_What needs to be done_.
Retype the material in full, keeping every word the same.

_Given entries_.
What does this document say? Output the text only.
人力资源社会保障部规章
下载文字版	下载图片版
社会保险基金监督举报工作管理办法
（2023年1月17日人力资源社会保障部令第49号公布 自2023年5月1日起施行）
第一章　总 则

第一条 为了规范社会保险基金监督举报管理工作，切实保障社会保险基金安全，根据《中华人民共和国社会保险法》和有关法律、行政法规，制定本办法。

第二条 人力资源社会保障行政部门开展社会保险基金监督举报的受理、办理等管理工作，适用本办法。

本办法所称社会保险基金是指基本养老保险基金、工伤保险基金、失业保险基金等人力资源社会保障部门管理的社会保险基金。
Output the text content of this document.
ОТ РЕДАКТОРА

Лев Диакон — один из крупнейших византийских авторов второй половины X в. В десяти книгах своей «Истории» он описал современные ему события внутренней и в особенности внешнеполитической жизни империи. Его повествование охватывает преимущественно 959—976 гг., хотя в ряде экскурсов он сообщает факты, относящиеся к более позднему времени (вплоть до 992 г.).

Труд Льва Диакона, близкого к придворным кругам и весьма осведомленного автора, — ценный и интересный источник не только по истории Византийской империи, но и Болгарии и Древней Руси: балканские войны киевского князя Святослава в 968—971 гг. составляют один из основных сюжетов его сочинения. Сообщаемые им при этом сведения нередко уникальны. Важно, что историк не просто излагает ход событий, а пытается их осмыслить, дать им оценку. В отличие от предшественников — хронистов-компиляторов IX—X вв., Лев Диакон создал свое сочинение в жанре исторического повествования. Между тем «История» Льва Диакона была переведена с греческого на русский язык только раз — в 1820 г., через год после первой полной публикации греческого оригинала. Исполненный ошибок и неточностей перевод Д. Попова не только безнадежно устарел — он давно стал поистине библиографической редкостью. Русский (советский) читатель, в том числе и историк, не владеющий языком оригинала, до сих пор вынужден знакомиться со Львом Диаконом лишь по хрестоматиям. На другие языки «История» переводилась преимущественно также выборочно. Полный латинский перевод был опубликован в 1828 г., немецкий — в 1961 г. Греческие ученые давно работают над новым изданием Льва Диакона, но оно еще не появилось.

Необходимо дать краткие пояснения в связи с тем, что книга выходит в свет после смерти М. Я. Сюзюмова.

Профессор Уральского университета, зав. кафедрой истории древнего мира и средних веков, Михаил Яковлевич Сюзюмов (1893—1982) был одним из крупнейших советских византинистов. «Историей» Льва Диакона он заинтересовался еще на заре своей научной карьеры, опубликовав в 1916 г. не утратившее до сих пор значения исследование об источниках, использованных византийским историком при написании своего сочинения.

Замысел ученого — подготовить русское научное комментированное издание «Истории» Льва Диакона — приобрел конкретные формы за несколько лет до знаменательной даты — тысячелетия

_Exercise answer_.
What does this document say? Output the text only.
人力资源社会保障部规章
下载文字版	下载图片版
社会保险基金监督举报工作管理办法
（2023年1月17日人力资源社会保障部令第49号公布 自2023年5月1日起施行）
第一章　总 则

第一条 为了规范社会保险基金监督举报管理工作，切实保障社会保险基金安全，根据《中华人民共和国社会保险法》和有关法律、行政法规，制定本办法。

第二条 人力资源社会保障行政部门开展社会保险基金监督举报的受理、办理等管理工作，适用本办法。

本办法所称社会保险基金是指基本养老保险基金、工伤保险基金、失业保险基金等人力资源社会保障部门管理的社会保险基金。
Output the text content of this document.
ОТ РЕДАКТОРА

Лев Диакон — один из крупнейших византийских авторов второй половины X в. В десяти книгах своей «Истории» он описал современные ему события внутренней и в особенности внешнеполитической жизни империи. Его повествование охватывает преимущественно 959—976 гг., хотя в ряде экскурсов он сообщает факты, относящиеся к более позднему времени (вплоть до 992 г.).

Труд Льва Диакона, близкого к придворным кругам и весьма осведомленного автора, — ценный и интересный источник не только по истории Византийской империи, но и Болгарии и Древней Руси: балканские войны киевского князя Святослава в 968—971 гг. составляют один из основных сюжетов его сочинения. Сообщаемые им при этом сведения нередко уникальны. Важно, что историк не просто излагает ход событий, а пытается их осмыслить, дать им оценку. В отличие от предшественников — хронистов-компиляторов IX—X вв., Лев Диакон создал свое сочинение в жанре исторического повествования. Между тем «История» Льва Диакона была переведена с греческого на русский язык только раз — в 1820 г., через год после первой полной публикации греческого оригинала. Исполненный ошибок и неточностей перевод Д. Попова не только безнадежно устарел — он давно стал поистине библиографической редкостью. Русский (советский) читатель, в том числе и историк, не владеющий языком оригинала, до сих пор вынужден знакомиться со Львом Диаконом лишь по хрестоматиям. На другие языки «История» переводилась преимущественно также выборочно. Полный латинский перевод был опубликован в 1828 г., немецкий — в 1961 г. Греческие ученые давно работают над новым изданием Льва Диакона, но оно еще не появилось.

Необходимо дать краткие пояснения в связи с тем, что книга выходит в свет после смерти М. Я. Сюзюмова.

Профессор Уральского университета, зав. кафедрой истории древнего мира и средних веков, Михаил Яковлевич Сюзюмов (1893—1982) был одним из крупнейших советских византинистов. «Историей» Льва Диакона он заинтересовался еще на заре своей научной карьеры, опубликовав в 1916 г. не утратившее до сих пор значения исследование об источниках, использованных византийским историком при написании своего сочинения.

Замысел ученого — подготовить русское научное комментированное издание «Истории» Льва Диакона — приобрел конкретные формы за несколько лет до знаменательной даты — тысячелетия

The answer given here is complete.